**Your objective:** Copy every line of the records below that holds the word "Emergencies".
START Dataset
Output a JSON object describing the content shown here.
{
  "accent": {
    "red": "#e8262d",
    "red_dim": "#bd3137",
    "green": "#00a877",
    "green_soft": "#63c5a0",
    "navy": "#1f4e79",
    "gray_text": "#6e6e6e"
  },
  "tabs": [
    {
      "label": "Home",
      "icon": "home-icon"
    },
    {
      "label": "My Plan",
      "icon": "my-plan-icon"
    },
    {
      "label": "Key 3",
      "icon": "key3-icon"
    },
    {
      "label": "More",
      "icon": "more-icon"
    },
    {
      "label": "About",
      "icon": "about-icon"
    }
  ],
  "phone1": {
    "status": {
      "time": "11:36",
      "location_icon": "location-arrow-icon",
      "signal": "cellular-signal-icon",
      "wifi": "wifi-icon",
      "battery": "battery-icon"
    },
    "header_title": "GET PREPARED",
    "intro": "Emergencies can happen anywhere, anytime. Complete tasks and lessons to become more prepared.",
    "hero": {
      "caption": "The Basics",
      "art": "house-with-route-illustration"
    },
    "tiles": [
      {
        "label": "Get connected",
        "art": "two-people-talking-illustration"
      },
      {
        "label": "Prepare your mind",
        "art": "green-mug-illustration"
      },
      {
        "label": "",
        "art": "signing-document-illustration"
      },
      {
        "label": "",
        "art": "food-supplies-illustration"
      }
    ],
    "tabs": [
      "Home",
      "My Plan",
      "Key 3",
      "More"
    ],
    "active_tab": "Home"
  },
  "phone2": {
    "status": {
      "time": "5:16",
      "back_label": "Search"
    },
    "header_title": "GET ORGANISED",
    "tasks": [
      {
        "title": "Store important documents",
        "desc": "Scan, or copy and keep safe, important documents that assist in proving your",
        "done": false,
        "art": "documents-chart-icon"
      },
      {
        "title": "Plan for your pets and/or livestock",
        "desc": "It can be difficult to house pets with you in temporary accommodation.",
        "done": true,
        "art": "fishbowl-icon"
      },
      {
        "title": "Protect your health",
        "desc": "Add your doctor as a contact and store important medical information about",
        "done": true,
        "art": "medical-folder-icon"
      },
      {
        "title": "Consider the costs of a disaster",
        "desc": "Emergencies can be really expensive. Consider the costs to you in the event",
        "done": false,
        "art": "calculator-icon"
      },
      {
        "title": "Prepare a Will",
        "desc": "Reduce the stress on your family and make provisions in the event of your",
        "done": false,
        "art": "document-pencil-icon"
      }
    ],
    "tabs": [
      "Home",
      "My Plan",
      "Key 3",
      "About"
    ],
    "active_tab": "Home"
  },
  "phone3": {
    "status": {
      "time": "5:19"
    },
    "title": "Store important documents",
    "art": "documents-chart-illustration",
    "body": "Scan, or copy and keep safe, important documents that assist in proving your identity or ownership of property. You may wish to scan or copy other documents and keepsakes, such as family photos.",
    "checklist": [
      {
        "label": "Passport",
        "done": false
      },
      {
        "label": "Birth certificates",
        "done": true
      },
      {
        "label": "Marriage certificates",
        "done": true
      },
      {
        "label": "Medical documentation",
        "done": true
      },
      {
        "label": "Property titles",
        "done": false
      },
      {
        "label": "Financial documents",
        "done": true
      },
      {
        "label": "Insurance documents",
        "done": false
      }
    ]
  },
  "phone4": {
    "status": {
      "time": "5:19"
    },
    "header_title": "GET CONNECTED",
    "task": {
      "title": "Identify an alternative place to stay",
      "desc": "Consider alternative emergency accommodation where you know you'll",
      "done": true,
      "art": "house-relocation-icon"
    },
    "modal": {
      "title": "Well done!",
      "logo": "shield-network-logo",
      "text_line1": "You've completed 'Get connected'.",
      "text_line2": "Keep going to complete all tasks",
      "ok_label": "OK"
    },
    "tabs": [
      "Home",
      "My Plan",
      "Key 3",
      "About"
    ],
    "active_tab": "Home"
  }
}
END Dataset
**Solution for this problem:**
    "intro": "Emergencies can happen anywhere, anytime. Complete tasks and lessons to become more prepared.",
        "desc": "Emergencies can be really expensive. Consider the costs to you in the event",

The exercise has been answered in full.